▶ Stated task:
Filter the data for lines with the word "image", then copy every line so identified.

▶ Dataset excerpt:
--- BEGIN ---

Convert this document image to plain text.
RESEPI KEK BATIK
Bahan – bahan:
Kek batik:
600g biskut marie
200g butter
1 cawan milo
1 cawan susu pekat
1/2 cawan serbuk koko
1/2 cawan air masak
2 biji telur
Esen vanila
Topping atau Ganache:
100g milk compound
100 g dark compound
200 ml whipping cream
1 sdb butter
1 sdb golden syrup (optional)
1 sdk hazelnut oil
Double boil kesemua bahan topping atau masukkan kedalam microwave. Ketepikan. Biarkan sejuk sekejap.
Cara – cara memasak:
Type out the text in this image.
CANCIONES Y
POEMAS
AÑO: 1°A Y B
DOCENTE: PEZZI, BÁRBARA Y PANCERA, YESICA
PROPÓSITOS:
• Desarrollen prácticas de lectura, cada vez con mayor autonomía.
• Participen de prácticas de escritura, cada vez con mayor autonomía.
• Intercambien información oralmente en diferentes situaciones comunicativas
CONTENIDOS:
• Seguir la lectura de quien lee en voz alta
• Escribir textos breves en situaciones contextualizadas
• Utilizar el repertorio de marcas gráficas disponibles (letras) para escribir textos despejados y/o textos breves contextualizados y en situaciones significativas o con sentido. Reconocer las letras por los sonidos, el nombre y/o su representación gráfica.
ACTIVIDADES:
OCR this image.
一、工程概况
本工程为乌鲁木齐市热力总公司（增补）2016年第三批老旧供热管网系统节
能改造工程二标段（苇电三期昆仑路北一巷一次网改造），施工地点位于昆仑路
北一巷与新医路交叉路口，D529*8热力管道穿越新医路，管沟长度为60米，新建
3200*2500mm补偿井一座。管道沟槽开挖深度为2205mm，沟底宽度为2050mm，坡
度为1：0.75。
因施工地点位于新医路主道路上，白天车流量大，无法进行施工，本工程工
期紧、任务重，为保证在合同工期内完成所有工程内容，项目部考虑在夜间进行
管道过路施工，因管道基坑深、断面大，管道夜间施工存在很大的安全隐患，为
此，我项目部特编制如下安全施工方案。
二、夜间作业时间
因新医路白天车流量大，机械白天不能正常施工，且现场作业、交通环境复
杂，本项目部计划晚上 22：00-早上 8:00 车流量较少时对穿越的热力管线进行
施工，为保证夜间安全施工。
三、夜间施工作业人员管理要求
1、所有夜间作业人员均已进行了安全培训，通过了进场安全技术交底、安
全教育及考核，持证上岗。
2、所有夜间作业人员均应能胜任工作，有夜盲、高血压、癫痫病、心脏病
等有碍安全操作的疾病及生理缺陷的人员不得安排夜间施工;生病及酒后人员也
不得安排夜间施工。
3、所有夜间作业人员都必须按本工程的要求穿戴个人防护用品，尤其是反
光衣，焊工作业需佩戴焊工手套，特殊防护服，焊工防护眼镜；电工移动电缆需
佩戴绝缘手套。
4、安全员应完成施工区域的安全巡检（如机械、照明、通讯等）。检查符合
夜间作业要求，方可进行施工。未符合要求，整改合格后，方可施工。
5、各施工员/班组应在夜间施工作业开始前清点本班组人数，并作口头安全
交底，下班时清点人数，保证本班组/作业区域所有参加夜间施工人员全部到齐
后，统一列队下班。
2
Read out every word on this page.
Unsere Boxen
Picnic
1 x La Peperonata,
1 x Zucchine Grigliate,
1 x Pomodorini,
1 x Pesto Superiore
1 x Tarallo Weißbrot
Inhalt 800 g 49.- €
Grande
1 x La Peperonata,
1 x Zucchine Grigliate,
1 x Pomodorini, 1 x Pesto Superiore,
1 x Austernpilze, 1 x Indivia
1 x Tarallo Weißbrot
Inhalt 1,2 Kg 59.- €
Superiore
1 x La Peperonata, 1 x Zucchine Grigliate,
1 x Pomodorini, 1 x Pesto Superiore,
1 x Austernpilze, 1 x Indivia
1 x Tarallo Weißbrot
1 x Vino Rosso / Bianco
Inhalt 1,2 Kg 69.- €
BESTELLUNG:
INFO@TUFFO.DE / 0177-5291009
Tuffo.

--- END ---

▶ Correct answer:
Convert this document image to plain text.
Type out the text in this image.
OCR this image.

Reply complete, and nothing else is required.